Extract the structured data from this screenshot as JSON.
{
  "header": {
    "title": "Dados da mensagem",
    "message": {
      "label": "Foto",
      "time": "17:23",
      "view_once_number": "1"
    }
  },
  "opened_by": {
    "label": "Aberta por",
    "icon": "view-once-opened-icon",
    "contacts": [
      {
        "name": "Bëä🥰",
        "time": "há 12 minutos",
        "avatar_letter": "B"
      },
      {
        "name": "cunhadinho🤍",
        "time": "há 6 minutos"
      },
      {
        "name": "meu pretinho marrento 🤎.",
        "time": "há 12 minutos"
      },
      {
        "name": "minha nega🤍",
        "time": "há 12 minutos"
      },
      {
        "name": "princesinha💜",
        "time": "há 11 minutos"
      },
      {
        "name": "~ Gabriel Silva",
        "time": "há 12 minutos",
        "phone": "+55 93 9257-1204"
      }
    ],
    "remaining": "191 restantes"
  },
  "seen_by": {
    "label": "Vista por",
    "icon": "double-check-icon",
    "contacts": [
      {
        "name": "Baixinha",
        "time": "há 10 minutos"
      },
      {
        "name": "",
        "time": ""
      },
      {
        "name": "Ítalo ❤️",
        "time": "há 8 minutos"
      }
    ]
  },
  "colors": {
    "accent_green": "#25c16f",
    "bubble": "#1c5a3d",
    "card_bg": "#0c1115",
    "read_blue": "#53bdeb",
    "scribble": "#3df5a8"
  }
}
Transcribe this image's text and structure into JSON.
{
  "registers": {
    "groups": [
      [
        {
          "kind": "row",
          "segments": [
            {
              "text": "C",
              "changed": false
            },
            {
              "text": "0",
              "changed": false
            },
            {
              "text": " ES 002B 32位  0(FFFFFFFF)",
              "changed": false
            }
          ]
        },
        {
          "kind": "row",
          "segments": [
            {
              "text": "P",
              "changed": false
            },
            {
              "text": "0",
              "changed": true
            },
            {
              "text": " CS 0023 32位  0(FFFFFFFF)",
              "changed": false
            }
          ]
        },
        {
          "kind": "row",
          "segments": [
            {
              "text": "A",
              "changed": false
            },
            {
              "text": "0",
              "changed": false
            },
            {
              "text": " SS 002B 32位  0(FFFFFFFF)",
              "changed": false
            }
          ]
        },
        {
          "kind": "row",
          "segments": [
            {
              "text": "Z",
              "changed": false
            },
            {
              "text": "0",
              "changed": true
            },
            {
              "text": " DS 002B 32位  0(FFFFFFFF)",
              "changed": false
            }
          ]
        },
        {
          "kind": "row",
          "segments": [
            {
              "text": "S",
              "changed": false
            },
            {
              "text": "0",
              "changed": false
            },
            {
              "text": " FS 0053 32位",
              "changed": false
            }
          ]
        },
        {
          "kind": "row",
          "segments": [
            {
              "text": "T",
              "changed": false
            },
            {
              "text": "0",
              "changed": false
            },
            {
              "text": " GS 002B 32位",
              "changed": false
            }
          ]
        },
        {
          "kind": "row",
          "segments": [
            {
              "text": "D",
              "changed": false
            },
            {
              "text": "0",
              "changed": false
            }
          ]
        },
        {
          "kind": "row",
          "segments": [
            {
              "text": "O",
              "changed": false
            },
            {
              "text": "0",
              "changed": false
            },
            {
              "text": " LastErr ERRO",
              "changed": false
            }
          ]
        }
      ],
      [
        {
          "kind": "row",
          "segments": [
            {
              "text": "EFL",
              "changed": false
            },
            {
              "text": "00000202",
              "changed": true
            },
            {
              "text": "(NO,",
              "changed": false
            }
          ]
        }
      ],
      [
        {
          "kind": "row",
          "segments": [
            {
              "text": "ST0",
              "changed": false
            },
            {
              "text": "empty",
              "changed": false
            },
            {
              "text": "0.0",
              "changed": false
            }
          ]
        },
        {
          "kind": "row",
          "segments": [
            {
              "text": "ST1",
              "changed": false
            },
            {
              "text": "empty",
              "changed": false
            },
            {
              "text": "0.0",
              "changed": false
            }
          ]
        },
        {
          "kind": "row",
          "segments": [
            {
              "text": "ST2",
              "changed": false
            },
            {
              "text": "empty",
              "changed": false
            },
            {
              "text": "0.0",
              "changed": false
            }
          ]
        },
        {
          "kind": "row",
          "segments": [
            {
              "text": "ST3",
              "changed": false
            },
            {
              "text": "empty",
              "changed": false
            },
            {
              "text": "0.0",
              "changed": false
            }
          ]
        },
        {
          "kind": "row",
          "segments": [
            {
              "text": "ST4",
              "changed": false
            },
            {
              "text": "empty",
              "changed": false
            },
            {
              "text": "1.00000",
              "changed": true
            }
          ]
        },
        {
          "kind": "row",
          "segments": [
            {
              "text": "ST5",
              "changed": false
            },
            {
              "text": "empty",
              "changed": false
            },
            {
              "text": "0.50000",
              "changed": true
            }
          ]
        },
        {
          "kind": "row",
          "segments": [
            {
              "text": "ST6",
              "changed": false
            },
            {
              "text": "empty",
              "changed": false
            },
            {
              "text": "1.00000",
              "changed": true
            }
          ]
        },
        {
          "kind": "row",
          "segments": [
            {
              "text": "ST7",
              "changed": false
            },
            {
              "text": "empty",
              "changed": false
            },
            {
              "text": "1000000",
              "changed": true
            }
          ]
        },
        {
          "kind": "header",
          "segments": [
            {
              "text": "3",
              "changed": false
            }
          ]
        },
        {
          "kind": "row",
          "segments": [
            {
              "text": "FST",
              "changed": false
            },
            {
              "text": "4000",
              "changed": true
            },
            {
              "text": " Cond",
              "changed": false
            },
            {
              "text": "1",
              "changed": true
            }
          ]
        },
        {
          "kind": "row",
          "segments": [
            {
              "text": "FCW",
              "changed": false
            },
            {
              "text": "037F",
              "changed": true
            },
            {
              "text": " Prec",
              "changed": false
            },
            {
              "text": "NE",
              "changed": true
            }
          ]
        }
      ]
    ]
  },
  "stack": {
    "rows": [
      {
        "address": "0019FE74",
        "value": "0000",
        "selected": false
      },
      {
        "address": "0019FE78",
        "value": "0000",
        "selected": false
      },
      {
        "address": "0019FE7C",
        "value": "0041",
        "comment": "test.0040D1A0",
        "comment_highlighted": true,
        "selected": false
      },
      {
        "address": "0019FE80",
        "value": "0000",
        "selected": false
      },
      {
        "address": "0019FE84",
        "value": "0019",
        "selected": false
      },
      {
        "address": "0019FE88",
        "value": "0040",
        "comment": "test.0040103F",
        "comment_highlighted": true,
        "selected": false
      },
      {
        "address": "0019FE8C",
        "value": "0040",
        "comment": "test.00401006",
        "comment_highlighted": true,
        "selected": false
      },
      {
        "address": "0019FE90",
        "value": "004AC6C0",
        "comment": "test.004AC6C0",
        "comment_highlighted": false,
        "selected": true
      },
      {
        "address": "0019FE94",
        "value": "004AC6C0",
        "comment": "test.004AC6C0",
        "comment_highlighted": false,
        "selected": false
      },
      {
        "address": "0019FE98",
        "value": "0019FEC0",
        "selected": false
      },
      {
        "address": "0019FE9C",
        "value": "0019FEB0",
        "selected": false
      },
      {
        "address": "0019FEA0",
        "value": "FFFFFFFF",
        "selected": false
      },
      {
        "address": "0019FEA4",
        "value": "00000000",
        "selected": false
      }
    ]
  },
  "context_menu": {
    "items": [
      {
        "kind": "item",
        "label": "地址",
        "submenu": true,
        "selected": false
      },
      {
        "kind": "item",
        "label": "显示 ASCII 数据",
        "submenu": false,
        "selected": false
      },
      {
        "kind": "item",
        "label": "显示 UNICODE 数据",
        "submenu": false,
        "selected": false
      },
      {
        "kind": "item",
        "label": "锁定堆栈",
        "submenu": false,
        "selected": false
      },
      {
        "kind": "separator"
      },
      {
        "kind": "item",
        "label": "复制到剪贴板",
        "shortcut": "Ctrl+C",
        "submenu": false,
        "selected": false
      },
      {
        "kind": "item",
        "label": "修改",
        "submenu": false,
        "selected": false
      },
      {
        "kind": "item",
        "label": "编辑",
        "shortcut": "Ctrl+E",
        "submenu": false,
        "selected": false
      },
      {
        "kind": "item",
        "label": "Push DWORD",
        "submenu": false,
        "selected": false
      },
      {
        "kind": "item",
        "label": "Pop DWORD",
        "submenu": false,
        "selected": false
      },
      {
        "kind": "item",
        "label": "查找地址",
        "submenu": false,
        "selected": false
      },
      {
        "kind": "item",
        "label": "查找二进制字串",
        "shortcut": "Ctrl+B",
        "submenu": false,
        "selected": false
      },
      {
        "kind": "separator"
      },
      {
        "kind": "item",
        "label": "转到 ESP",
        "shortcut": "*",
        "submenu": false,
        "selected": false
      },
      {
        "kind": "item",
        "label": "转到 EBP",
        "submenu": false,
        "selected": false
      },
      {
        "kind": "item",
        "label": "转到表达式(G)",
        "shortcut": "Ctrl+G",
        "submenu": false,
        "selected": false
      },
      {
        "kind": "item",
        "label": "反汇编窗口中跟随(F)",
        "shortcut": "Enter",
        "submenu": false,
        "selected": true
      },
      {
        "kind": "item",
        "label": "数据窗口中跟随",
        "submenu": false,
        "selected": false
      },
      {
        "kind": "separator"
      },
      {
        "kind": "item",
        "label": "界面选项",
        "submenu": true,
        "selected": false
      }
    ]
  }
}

**Set task:** All lines that include "icon" are to be gathered and copied.

**Full solution:**
    "icon": "view-once-opened-icon",
    "icon": "double-check-icon",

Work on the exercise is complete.